__Problem details__
Exactly as written, quote every line that follows, skipping the images.

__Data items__
= = = =

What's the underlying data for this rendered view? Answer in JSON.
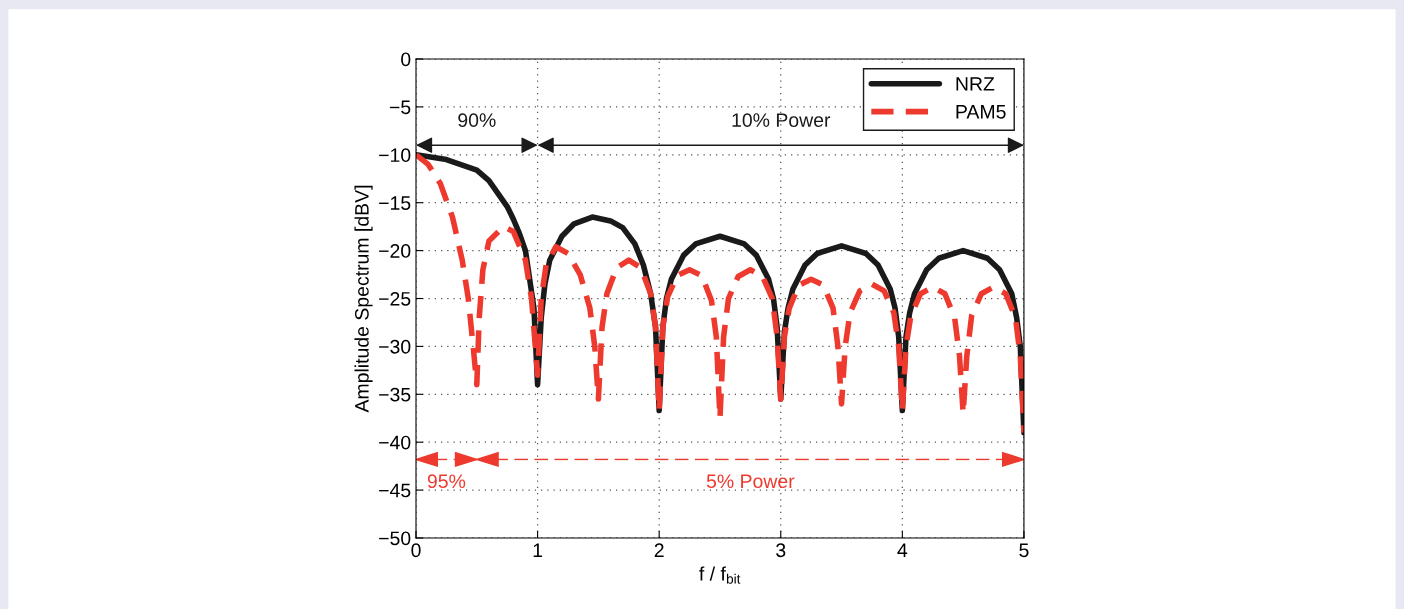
{
  "chart_data": {
    "type": "line",
    "xlabel": "f / f$_{bit}$",
    "ylabel": "Amplitude Spectrum [dBV]",
    "xlim": [
      0,
      5
    ],
    "xticks": [
      0,
      1,
      2,
      3,
      4,
      5
    ],
    "ylim": [
      -50,
      0
    ],
    "yticks": [
      -50,
      -45,
      -40,
      -35,
      -30,
      -25,
      -20,
      -15,
      -10,
      -5,
      0
    ],
    "grid": true,
    "legend": "top right",
    "series": [
      {
        "name": "NRZ",
        "color": "#1a1a1a",
        "line_style": "solid",
        "x": [
          0,
          0.25,
          0.5,
          0.6,
          0.75,
          0.8,
          0.85,
          0.9,
          0.97,
          1.0,
          1.03,
          1.06,
          1.1,
          1.2,
          1.3,
          1.45,
          1.6,
          1.7,
          1.8,
          1.87,
          1.93,
          1.97,
          2.0,
          2.03,
          2.06,
          2.1,
          2.2,
          2.3,
          2.5,
          2.7,
          2.8,
          2.9,
          2.94,
          2.97,
          3.0,
          3.03,
          3.06,
          3.1,
          3.2,
          3.3,
          3.5,
          3.7,
          3.8,
          3.9,
          3.94,
          3.97,
          4.0,
          4.03,
          4.06,
          4.1,
          4.2,
          4.3,
          4.5,
          4.7,
          4.8,
          4.9,
          4.94,
          4.97,
          5.0
        ],
        "values": [
          -10,
          -10.5,
          -11.6,
          -12.7,
          -15.4,
          -16.7,
          -18.2,
          -20,
          -26,
          -34,
          -27,
          -23.5,
          -21,
          -18.5,
          -17.2,
          -16.5,
          -16.9,
          -17.6,
          -19.3,
          -21.5,
          -24.5,
          -28,
          -36.7,
          -28,
          -25,
          -23,
          -20.5,
          -19.3,
          -18.5,
          -19.3,
          -20.5,
          -23,
          -25,
          -28,
          -35.5,
          -28.5,
          -26,
          -24,
          -21.5,
          -20.3,
          -19.5,
          -20.3,
          -21.5,
          -24,
          -26,
          -29,
          -36.7,
          -29,
          -26.5,
          -24.5,
          -22,
          -20.8,
          -20,
          -20.8,
          -22,
          -24.5,
          -27,
          -30,
          -39
        ]
      },
      {
        "name": "PAM5",
        "color": "#ee3a2e",
        "line_style": "dashed",
        "x": [
          0,
          0.1,
          0.2,
          0.3,
          0.38,
          0.43,
          0.47,
          0.5,
          0.52,
          0.55,
          0.6,
          0.72,
          0.8,
          0.9,
          0.95,
          1.0,
          1.03,
          1.07,
          1.15,
          1.25,
          1.35,
          1.43,
          1.47,
          1.5,
          1.53,
          1.57,
          1.65,
          1.75,
          1.85,
          1.93,
          1.97,
          2.0,
          2.03,
          2.07,
          2.15,
          2.25,
          2.35,
          2.43,
          2.47,
          2.5,
          2.53,
          2.57,
          2.65,
          2.75,
          2.85,
          2.93,
          2.97,
          3.0,
          3.03,
          3.07,
          3.15,
          3.25,
          3.35,
          3.43,
          3.47,
          3.5,
          3.53,
          3.57,
          3.65,
          3.75,
          3.85,
          3.93,
          3.97,
          4.0,
          4.03,
          4.07,
          4.15,
          4.25,
          4.35,
          4.43,
          4.47,
          4.5,
          4.53,
          4.57,
          4.65,
          4.75,
          4.85,
          4.93,
          4.97,
          5.0
        ],
        "values": [
          -10,
          -11,
          -13,
          -16.5,
          -21,
          -25,
          -30,
          -34,
          -27,
          -22,
          -19,
          -17.5,
          -18,
          -21,
          -25,
          -33,
          -25,
          -21.5,
          -19.6,
          -20.3,
          -22.5,
          -26,
          -30,
          -35.5,
          -28,
          -24.5,
          -21.8,
          -21,
          -21.8,
          -24.5,
          -28,
          -36.7,
          -28,
          -24.8,
          -22.6,
          -22,
          -22.6,
          -25.2,
          -29,
          -37.5,
          -29,
          -25,
          -22.7,
          -22,
          -22.7,
          -25,
          -29,
          -35.5,
          -29,
          -26,
          -23.6,
          -23,
          -23.6,
          -26,
          -30,
          -36,
          -30,
          -26.5,
          -24.2,
          -23.5,
          -24.2,
          -26.5,
          -30,
          -36.7,
          -30,
          -26.8,
          -24.5,
          -23.8,
          -24.5,
          -27,
          -31,
          -37,
          -31,
          -26.8,
          -24.5,
          -23.8,
          -24.5,
          -27,
          -31,
          -39
        ]
      }
    ],
    "annotations": [
      "90%",
      "10% Power",
      "95%",
      "5% Power"
    ]
  }
}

= = = =

__The output__
What's the underlying data for this rendered view? Answer in JSON.
{
  "chart_data": {
    "type": "line",
    "xlabel": "f / f$_{bit}$",
    "ylabel": "Amplitude Spectrum [dBV]",
    "xlim": [
      0,
      5
    ],
    "xticks": [
      0,
      1,
      2,
      3,
      4,
      5
    ],
    "ylim": [
      -50,
      0
    ],
    "yticks": [
      -50,
      -45,
      -40,
      -35,
      -30,
      -25,
      -20,
      -15,
      -10,
      -5,
      0
    ],
    "grid": true,
    "legend": "top right",
    "series": [
      {
        "name": "NRZ",
        "color": "#1a1a1a",
        "line_style": "solid",
        "x": [
          0,
          0.25,
          0.5,
          0.6,
          0.75,
          0.8,
          0.85,
          0.9,
          0.97,
          1.0,
          1.03,
          1.06,
          1.1,
          1.2,
          1.3,
          1.45,
          1.6,
          1.7,
          1.8,
          1.87,
          1.93,
          1.97,
          2.0,
          2.03,
          2.06,
          2.1,
          2.2,
          2.3,
          2.5,
          2.7,
          2.8,
          2.9,
          2.94,
          2.97,
          3.0,
          3.03,
          3.06,
          3.1,
          3.2,
          3.3,
          3.5,
          3.7,
          3.8,
          3.9,
          3.94,
          3.97,
          4.0,
          4.03,
          4.06,
          4.1,
          4.2,
          4.3,
          4.5,
          4.7,
          4.8,
          4.9,
          4.94,
          4.97,
          5.0
        ],
        "values": [
          -10,
          -10.5,
          -11.6,
          -12.7,
          -15.4,
          -16.7,
          -18.2,
          -20,
          -26,
          -34,
          -27,
          -23.5,
          -21,
          -18.5,
          -17.2,
          -16.5,
          -16.9,
          -17.6,
          -19.3,
          -21.5,
          -24.5,
          -28,
          -36.7,
          -28,
          -25,
          -23,
          -20.5,
          -19.3,
          -18.5,
          -19.3,
          -20.5,
          -23,
          -25,
          -28,
          -35.5,
          -28.5,
          -26,
          -24,
          -21.5,
          -20.3,
          -19.5,
          -20.3,
          -21.5,
          -24,
          -26,
          -29,
          -36.7,
          -29,
          -26.5,
          -24.5,
          -22,
          -20.8,
          -20,
          -20.8,
          -22,
          -24.5,
          -27,
          -30,
          -39
        ]
      },
      {
        "name": "PAM5",
        "color": "#ee3a2e",
        "line_style": "dashed",
        "x": [
          0,
          0.1,
          0.2,
          0.3,
          0.38,
          0.43,
          0.47,
          0.5,
          0.52,
          0.55,
          0.6,
          0.72,
          0.8,
          0.9,
          0.95,
          1.0,
          1.03,
          1.07,
          1.15,
          1.25,
          1.35,
          1.43,
          1.47,
          1.5,
          1.53,
          1.57,
          1.65,
          1.75,
          1.85,
          1.93,
          1.97,
          2.0,
          2.03,
          2.07,
          2.15,
          2.25,
          2.35,
          2.43,
          2.47,
          2.5,
          2.53,
          2.57,
          2.65,
          2.75,
          2.85,
          2.93,
          2.97,
          3.0,
          3.03,
          3.07,
          3.15,
          3.25,
          3.35,
          3.43,
          3.47,
          3.5,
          3.53,
          3.57,
          3.65,
          3.75,
          3.85,
          3.93,
          3.97,
          4.0,
          4.03,
          4.07,
          4.15,
          4.25,
          4.35,
          4.43,
          4.47,
          4.5,
          4.53,
          4.57,
          4.65,
          4.75,
          4.85,
          4.93,
          4.97,
          5.0
        ],
        "values": [
          -10,
          -11,
          -13,
          -16.5,
          -21,
          -25,
          -30,
          -34,
          -27,
          -22,
          -19,
          -17.5,
          -18,
          -21,
          -25,
          -33,
          -25,
          -21.5,
          -19.6,
          -20.3,
          -22.5,
          -26,
          -30,
          -35.5,
          -28,
          -24.5,
          -21.8,
          -21,
          -21.8,
          -24.5,
          -28,
          -36.7,
          -28,
          -24.8,
          -22.6,
          -22,
          -22.6,
          -25.2,
          -29,
          -37.5,
          -29,
          -25,
          -22.7,
          -22,
          -22.7,
          -25,
          -29,
          -35.5,
          -29,
          -26,
          -23.6,
          -23,
          -23.6,
          -26,
          -30,
          -36,
          -30,
          -26.5,
          -24.2,
          -23.5,
          -24.2,
          -26.5,
          -30,
          -36.7,
          -30,
          -26.8,
          -24.5,
          -23.8,
          -24.5,
          -27,
          -31,
          -37,
          -31,
          -26.8,
          -24.5,
          -23.8,
          -24.5,
          -27,
          -31,
          -39
        ]
      }
    ],
    "annotations": [
      "90%",
      "10% Power",
      "95%",
      "5% Power"
    ]
  }
}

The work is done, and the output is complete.